* [TASK DETAILS]
Select all lines holding the word "Hospitals" from the entries that follow.

━━━━━━━━━━━━━━━━━━━━

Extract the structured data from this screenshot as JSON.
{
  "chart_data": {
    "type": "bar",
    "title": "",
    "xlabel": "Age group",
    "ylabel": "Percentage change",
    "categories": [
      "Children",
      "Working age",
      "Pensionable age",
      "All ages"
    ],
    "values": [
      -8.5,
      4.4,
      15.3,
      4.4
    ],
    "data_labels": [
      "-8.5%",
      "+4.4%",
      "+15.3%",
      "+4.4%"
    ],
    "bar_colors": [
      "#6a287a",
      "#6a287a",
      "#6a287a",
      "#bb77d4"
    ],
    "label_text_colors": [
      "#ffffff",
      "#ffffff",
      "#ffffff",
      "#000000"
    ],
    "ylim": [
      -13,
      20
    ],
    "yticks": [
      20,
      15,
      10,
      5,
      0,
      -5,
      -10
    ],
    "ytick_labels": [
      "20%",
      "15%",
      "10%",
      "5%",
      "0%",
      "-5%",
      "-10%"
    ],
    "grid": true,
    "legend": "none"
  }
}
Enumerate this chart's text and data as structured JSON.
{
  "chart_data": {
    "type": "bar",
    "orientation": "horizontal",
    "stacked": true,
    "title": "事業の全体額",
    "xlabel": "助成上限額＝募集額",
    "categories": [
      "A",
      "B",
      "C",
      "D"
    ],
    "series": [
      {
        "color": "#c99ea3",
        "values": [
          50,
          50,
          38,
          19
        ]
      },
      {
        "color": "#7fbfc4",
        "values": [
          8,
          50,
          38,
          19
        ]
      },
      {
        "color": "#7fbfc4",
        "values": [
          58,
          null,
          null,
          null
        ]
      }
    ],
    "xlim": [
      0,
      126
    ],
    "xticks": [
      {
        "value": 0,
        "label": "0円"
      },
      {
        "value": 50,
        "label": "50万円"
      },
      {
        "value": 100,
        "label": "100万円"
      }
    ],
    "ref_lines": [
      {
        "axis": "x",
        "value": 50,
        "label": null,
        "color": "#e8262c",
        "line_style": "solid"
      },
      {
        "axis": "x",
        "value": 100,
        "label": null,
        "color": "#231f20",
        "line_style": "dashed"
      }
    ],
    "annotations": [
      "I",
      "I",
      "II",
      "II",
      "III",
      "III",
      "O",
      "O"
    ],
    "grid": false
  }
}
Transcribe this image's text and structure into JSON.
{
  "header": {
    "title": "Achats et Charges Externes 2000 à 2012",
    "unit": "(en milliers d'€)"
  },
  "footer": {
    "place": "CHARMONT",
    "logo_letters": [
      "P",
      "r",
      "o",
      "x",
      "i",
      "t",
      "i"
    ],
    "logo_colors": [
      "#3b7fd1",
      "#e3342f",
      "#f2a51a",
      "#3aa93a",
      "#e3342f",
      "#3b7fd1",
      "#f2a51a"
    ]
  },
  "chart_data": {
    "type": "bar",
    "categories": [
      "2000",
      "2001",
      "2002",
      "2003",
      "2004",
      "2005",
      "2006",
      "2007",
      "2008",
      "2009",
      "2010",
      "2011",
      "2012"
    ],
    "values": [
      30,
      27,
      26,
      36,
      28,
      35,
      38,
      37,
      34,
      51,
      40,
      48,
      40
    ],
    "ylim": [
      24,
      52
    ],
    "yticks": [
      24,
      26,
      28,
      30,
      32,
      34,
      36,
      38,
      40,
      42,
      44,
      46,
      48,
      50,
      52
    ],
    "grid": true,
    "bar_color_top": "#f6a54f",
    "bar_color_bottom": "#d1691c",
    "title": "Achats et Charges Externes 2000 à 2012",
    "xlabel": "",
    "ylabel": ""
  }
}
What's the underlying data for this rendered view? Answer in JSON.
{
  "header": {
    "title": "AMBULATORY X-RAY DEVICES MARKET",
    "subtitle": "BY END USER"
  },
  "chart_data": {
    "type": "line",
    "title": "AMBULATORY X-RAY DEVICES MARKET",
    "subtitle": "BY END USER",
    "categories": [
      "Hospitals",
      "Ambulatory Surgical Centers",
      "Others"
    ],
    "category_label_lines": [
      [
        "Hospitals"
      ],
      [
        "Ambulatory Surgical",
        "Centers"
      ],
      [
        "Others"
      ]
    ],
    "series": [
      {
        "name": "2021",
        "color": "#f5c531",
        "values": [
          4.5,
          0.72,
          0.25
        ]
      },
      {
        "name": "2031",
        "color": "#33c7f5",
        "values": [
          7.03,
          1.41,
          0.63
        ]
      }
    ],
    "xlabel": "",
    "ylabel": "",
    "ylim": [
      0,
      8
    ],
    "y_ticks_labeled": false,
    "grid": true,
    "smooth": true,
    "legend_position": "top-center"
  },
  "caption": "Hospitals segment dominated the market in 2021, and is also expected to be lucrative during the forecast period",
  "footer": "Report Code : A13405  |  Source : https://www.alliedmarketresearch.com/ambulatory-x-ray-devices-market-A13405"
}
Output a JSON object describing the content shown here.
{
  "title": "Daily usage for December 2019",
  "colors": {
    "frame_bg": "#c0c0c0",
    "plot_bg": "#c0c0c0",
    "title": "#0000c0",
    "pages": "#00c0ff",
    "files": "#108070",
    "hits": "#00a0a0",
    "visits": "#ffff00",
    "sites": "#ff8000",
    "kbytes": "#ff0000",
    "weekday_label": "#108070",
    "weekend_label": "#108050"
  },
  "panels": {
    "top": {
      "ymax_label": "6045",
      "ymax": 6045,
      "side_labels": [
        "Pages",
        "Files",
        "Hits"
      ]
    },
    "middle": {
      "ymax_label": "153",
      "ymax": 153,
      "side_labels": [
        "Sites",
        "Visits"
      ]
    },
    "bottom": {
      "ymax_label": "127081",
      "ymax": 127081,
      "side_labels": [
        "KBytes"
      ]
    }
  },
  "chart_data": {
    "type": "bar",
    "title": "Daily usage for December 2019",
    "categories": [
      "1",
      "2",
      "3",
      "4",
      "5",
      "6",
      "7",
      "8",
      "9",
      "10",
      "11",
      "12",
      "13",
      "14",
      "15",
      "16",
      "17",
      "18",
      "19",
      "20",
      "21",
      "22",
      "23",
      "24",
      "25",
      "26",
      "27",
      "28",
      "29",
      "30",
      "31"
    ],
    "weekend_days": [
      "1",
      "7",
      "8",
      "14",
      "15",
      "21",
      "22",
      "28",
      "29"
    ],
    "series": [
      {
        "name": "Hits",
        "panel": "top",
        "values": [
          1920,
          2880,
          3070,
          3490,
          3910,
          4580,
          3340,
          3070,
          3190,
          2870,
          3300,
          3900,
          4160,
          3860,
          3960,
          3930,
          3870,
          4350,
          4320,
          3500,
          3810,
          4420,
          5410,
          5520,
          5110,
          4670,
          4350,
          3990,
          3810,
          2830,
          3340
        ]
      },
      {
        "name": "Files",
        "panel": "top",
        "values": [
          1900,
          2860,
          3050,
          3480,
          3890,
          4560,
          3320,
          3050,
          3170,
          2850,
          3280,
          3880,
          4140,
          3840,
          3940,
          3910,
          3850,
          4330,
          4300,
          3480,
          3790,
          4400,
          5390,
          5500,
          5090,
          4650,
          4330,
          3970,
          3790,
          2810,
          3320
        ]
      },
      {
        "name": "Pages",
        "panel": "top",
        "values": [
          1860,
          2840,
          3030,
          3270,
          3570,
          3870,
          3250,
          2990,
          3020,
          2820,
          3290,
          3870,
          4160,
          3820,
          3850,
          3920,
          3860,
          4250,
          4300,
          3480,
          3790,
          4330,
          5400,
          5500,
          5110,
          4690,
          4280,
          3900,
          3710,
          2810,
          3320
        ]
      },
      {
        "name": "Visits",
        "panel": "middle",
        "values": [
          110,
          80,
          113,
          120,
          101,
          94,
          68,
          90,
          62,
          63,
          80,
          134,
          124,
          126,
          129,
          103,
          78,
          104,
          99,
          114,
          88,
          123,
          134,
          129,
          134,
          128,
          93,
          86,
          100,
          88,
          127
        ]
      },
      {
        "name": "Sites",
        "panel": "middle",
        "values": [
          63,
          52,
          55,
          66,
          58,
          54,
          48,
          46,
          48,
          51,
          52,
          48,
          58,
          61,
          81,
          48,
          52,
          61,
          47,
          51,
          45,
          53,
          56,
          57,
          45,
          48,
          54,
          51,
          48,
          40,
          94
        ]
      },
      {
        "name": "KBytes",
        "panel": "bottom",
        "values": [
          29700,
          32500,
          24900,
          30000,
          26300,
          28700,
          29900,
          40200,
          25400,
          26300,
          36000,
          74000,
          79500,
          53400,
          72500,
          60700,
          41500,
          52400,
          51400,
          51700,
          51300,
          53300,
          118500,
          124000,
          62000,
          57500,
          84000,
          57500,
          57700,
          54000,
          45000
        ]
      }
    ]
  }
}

━━━━━━━━━━━━━━━━━━━━

* [CORRECT RESPONSE]
      "Hospitals",
        "Hospitals"
  "caption": "Hospitals segment dominated the market in 2021, and is also expected to be lucrative during the forecast period",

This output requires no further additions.